- [WHAT TO PRODUCE]: Please print every record below exactly as it appears.

— START —

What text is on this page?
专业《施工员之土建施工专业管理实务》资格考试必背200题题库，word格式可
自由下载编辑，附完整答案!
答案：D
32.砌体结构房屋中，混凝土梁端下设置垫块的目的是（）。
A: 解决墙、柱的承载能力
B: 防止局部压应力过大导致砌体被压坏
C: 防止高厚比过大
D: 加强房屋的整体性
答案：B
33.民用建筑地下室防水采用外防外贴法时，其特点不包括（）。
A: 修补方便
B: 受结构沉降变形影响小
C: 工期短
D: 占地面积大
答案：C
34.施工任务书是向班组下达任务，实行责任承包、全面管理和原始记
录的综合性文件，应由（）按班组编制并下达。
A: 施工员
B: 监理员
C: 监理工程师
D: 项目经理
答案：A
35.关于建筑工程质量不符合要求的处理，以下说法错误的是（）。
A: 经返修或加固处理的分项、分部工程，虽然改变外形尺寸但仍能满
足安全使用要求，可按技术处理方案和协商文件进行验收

— END —

- [REPLY]:
What text is on this page?
专业《施工员之土建施工专业管理实务》资格考试必背200题题库，word格式可
自由下载编辑，附完整答案!
答案：D
32.砌体结构房屋中，混凝土梁端下设置垫块的目的是（）。
A: 解决墙、柱的承载能力
B: 防止局部压应力过大导致砌体被压坏
C: 防止高厚比过大
D: 加强房屋的整体性
答案：B
33.民用建筑地下室防水采用外防外贴法时，其特点不包括（）。
A: 修补方便
B: 受结构沉降变形影响小
C: 工期短
D: 占地面积大
答案：C
34.施工任务书是向班组下达任务，实行责任承包、全面管理和原始记
录的综合性文件，应由（）按班组编制并下达。
A: 施工员
B: 监理员
C: 监理工程师
D: 项目经理
答案：A
35.关于建筑工程质量不符合要求的处理，以下说法错误的是（）。
A: 经返修或加固处理的分项、分部工程，虽然改变外形尺寸但仍能满
足安全使用要求，可按技术处理方案和协商文件进行验收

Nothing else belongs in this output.